TO DO. From the listing below, work out how many lines contain "screenshot". Reply with that number only.

● ● ● ● ●

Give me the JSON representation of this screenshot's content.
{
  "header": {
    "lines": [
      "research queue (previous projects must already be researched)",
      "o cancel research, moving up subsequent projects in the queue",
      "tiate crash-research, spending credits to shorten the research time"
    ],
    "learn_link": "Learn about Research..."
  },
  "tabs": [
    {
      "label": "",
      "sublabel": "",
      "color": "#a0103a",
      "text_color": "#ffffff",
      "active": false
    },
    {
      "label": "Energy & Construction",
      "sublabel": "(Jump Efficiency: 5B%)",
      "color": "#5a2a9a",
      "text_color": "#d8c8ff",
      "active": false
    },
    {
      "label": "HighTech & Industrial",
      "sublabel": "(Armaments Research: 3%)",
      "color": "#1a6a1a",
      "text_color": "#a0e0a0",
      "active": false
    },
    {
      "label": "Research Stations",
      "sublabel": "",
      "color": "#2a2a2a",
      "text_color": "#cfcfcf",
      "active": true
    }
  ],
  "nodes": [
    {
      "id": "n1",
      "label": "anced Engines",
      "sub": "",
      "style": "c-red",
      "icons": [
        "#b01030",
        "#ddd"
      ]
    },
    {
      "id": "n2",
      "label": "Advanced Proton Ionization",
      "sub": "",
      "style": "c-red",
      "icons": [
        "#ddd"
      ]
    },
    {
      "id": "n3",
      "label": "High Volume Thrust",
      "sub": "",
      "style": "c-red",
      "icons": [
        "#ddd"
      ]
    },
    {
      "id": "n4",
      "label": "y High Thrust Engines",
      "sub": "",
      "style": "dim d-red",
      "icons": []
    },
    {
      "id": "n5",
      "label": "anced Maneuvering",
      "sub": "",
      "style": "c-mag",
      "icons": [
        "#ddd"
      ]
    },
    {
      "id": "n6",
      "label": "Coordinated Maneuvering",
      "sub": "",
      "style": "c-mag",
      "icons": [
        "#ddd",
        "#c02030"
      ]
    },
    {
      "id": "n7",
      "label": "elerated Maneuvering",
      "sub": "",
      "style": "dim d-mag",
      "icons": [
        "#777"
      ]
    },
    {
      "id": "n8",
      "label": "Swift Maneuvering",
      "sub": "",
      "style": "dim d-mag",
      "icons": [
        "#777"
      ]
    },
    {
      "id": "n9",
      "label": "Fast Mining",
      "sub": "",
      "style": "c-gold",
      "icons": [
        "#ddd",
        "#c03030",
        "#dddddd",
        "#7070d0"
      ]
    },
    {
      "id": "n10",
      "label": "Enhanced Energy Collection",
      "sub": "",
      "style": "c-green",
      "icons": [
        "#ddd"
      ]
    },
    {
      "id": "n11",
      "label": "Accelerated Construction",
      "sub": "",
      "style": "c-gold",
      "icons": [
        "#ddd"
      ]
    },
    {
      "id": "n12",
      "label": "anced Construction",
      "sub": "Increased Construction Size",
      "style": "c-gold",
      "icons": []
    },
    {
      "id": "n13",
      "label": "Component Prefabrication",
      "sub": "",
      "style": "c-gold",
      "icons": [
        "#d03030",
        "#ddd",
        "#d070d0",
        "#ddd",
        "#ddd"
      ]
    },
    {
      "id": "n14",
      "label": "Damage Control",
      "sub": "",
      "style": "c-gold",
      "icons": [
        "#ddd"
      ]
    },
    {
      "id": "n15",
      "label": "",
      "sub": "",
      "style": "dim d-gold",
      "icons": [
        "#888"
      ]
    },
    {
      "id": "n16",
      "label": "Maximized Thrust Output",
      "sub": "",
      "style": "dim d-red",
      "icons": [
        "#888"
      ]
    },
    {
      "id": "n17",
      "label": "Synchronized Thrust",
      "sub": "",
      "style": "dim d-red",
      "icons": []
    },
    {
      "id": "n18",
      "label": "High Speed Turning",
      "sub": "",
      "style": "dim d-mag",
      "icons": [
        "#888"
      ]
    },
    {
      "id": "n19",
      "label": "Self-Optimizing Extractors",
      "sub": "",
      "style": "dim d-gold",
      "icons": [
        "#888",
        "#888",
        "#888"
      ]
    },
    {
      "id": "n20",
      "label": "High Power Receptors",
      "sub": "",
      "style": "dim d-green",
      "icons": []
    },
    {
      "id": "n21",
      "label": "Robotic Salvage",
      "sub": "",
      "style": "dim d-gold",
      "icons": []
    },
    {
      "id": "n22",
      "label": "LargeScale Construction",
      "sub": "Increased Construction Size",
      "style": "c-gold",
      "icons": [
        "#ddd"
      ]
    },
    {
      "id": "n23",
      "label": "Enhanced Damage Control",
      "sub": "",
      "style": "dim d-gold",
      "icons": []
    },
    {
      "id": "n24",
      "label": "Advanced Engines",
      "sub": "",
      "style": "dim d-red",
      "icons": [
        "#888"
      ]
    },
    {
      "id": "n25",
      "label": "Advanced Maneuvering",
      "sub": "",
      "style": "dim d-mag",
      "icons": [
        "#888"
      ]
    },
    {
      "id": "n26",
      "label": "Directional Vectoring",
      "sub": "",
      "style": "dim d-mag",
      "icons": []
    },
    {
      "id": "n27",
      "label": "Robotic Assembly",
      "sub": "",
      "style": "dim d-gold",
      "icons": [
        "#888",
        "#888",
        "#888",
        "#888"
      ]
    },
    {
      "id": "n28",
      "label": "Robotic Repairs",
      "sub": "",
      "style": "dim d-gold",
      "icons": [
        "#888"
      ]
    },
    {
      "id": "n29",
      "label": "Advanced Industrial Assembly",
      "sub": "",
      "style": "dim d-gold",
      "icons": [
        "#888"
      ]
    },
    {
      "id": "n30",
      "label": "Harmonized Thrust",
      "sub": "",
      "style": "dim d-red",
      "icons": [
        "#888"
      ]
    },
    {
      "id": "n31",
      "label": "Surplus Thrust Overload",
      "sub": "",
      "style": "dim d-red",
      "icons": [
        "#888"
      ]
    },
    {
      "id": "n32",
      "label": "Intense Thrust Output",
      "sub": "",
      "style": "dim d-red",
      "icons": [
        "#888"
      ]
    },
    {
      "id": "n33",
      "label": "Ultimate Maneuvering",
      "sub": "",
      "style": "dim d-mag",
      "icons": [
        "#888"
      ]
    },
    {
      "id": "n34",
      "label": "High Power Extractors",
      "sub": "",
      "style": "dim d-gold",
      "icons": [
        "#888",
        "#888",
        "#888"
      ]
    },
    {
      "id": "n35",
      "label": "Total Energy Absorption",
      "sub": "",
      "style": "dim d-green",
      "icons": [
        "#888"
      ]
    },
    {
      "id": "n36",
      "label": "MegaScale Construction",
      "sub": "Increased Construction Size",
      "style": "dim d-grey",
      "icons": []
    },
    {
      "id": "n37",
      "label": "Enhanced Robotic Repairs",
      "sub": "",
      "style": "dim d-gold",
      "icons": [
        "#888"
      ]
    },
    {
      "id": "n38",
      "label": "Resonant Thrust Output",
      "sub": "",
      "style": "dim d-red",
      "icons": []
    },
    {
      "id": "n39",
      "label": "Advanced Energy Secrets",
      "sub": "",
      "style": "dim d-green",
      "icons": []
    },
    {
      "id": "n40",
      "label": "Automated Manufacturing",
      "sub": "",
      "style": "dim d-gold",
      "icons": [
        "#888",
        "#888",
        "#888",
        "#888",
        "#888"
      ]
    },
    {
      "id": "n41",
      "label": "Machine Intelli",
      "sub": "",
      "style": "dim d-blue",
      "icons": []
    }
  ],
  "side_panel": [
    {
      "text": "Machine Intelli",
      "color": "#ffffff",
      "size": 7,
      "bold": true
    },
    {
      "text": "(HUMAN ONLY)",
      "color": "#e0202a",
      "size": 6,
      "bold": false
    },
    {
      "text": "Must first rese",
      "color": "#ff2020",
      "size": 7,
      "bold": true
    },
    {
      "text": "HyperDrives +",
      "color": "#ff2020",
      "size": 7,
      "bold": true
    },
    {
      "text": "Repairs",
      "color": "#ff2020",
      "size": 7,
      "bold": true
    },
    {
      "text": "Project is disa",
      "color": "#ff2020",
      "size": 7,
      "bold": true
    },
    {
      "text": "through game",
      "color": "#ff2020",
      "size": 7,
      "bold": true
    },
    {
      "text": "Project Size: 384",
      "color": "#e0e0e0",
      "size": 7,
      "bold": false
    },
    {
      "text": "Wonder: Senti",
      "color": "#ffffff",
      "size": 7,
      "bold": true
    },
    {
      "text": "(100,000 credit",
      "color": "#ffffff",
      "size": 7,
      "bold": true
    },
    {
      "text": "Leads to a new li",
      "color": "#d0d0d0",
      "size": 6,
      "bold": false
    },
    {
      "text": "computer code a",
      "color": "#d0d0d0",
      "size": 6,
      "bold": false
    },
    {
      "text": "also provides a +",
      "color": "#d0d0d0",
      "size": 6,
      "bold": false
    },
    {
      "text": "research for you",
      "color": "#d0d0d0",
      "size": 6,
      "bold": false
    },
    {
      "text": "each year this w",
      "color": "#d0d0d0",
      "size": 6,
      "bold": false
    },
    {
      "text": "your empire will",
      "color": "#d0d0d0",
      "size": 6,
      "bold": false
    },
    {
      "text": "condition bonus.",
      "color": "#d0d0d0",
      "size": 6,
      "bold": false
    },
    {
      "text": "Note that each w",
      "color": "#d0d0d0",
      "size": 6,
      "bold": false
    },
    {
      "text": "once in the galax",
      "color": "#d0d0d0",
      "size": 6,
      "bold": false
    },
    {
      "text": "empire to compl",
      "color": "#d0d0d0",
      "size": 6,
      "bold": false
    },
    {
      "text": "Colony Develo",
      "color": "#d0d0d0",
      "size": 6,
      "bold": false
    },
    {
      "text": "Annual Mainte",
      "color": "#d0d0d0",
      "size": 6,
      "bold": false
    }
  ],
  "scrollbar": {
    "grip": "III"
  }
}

● ● ● ● ●

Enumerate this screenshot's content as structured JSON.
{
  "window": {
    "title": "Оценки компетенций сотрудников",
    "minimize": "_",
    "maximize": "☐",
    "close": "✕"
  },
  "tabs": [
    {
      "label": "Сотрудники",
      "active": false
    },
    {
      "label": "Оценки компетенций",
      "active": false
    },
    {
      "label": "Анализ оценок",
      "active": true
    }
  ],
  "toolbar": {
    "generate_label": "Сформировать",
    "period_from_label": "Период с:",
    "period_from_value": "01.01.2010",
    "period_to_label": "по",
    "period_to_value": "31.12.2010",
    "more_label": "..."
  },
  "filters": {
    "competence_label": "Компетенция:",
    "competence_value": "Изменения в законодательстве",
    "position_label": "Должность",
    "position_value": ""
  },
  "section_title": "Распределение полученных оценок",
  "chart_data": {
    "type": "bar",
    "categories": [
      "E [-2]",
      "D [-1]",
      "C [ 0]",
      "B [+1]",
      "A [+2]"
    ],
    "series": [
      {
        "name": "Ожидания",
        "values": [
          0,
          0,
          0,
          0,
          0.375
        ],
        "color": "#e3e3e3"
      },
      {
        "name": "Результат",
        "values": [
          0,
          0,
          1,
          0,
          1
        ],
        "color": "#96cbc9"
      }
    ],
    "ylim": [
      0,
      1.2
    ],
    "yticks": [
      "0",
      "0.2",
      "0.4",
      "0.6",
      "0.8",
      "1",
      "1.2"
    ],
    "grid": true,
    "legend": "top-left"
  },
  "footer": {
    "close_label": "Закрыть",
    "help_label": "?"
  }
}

● ● ● ● ●

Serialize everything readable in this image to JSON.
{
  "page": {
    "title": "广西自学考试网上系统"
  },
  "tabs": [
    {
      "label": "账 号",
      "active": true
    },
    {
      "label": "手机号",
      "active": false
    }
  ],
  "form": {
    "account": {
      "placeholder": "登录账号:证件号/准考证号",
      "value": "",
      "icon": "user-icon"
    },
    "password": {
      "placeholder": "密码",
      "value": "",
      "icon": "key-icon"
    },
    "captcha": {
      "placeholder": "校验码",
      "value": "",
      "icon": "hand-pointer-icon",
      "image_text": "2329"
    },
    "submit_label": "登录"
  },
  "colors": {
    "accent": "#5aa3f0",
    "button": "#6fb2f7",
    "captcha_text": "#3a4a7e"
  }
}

● ● ● ● ●

OUTPUT FOR THIS TASK. 2